▶ PROBLEM DESCRIPTION
Show every line in the records below that contains the word "Laflamme".

[Items from a data source]
..............................

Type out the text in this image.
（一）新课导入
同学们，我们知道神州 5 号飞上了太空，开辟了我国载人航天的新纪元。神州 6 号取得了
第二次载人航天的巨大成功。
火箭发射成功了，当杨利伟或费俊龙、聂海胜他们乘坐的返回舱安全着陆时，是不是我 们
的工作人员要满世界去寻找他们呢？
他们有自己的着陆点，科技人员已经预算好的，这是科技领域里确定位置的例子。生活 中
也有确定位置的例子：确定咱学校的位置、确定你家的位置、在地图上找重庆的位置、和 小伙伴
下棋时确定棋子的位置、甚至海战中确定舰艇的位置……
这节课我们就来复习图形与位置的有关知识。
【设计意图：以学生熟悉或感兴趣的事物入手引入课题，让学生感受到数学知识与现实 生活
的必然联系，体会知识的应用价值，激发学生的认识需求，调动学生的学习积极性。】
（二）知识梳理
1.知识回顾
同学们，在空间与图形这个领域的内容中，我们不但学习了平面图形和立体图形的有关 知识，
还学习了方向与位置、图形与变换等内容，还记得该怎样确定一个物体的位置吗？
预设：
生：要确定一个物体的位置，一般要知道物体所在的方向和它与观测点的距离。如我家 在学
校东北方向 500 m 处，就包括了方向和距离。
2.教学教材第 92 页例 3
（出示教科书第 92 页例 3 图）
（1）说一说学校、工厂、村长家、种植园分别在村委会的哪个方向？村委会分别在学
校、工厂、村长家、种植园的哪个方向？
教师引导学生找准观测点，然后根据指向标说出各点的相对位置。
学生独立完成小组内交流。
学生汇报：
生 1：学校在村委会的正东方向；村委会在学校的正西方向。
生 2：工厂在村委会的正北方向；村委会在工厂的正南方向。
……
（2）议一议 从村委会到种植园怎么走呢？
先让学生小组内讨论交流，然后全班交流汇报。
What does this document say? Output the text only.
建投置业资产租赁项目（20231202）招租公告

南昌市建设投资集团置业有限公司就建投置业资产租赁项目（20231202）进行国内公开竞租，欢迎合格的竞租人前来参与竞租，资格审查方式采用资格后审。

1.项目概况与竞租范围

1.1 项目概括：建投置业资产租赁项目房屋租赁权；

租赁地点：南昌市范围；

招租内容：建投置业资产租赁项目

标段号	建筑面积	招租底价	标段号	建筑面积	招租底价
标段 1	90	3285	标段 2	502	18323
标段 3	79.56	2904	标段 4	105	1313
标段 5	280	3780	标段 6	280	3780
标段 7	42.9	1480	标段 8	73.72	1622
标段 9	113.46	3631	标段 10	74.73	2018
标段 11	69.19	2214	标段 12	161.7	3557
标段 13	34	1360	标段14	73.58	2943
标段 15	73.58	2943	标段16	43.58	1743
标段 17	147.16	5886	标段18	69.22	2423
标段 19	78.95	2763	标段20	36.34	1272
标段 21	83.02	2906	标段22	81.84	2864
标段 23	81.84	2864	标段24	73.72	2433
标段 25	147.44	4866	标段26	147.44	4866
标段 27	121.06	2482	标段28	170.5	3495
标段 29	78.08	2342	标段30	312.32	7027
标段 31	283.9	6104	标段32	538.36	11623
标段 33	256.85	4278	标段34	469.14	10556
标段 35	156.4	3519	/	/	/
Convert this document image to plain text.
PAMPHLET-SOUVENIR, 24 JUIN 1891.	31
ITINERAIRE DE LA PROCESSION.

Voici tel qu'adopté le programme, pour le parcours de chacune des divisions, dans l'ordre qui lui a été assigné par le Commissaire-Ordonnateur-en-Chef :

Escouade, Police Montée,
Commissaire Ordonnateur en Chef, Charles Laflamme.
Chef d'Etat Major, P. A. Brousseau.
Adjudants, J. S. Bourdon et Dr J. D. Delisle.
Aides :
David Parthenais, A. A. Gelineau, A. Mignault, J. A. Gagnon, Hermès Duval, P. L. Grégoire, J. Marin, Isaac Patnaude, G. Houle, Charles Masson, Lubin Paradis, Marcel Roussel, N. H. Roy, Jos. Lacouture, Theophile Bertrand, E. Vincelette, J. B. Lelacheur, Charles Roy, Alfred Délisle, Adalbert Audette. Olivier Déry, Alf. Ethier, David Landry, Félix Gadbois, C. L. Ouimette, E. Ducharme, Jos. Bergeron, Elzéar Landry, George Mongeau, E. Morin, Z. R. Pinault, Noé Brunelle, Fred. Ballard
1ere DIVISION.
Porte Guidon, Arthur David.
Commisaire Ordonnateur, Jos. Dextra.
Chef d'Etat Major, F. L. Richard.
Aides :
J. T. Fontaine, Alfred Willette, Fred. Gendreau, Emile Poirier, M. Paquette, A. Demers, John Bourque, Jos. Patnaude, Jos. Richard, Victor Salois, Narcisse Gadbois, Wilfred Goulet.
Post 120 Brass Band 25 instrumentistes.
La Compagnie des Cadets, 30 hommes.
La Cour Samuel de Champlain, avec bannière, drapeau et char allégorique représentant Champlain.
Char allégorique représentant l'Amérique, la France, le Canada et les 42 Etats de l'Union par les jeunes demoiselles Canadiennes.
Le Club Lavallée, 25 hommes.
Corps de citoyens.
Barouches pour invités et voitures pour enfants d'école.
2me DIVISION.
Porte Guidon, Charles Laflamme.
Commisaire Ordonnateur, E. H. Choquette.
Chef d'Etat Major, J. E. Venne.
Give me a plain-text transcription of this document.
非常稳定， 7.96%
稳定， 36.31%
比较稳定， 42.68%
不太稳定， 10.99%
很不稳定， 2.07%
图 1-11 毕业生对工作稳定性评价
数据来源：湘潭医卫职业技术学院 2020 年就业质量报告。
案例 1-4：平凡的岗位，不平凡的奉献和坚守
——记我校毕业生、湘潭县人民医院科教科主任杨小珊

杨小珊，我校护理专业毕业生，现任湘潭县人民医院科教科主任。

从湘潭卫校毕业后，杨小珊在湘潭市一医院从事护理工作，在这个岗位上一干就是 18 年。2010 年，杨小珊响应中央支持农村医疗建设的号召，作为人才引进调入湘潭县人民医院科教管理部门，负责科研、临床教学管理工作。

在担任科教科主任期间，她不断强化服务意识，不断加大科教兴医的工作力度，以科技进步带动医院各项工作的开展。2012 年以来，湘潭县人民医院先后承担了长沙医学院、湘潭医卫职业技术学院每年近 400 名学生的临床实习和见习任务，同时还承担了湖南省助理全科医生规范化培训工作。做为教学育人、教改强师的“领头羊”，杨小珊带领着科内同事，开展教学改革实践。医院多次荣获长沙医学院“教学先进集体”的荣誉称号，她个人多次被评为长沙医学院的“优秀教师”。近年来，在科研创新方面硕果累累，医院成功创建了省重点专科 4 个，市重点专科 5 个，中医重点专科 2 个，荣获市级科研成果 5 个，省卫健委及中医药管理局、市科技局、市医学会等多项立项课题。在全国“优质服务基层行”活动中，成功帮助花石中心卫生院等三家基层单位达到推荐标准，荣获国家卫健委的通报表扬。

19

..............................

▶ SOLVED EXERCISE
Commissaire Ordonnateur en Chef, Charles Laflamme.
Porte Guidon, Charles Laflamme.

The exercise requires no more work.